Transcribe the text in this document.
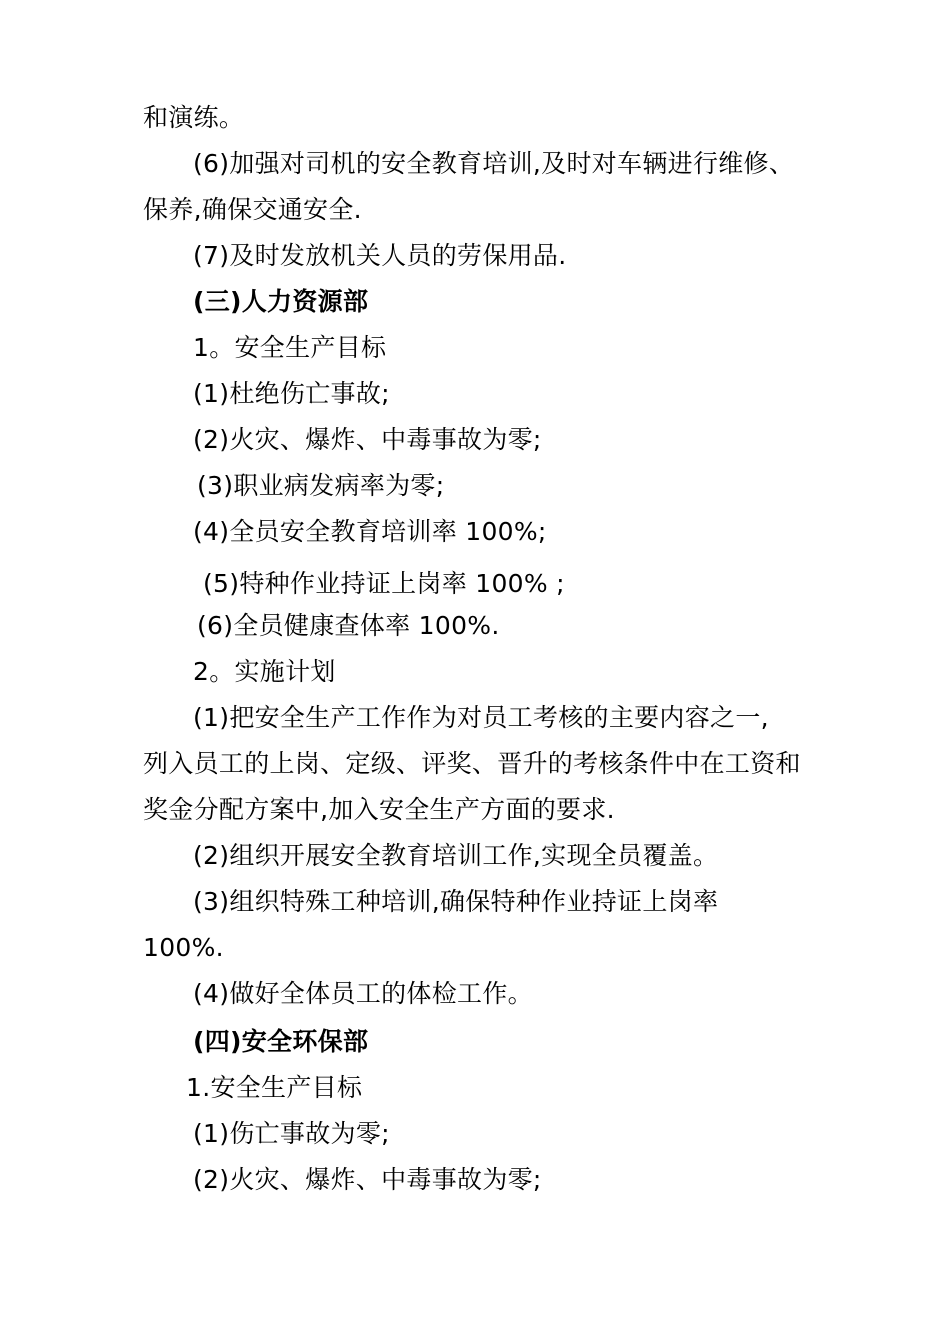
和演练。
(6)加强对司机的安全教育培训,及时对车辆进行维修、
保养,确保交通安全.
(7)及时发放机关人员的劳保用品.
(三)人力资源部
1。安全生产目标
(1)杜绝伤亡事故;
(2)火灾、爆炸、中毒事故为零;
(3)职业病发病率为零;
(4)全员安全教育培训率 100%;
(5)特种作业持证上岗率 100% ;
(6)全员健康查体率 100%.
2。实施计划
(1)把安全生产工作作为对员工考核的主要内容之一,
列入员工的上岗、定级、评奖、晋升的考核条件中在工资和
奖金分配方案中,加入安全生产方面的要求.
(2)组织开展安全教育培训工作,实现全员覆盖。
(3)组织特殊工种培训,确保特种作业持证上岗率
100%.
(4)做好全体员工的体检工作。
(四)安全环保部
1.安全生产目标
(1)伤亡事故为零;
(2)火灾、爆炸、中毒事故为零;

> [WORK REQUIRED]
Print each line of the material above exactly, with the pictures removed from your copy.

> [WRITTEN SOLUTION]
Transcribe the text in this document.
和演练。
(6)加强对司机的安全教育培训,及时对车辆进行维修、
保养,确保交通安全.
(7)及时发放机关人员的劳保用品.
(三)人力资源部
1。安全生产目标
(1)杜绝伤亡事故;
(2)火灾、爆炸、中毒事故为零;
(3)职业病发病率为零;
(4)全员安全教育培训率 100%;
(5)特种作业持证上岗率 100% ;
(6)全员健康查体率 100%.
2。实施计划
(1)把安全生产工作作为对员工考核的主要内容之一,
列入员工的上岗、定级、评奖、晋升的考核条件中在工资和
奖金分配方案中,加入安全生产方面的要求.
(2)组织开展安全教育培训工作,实现全员覆盖。
(3)组织特殊工种培训,确保特种作业持证上岗率
100%.
(4)做好全体员工的体检工作。
(四)安全环保部
1.安全生产目标
(1)伤亡事故为零;
(2)火灾、爆炸、中毒事故为零;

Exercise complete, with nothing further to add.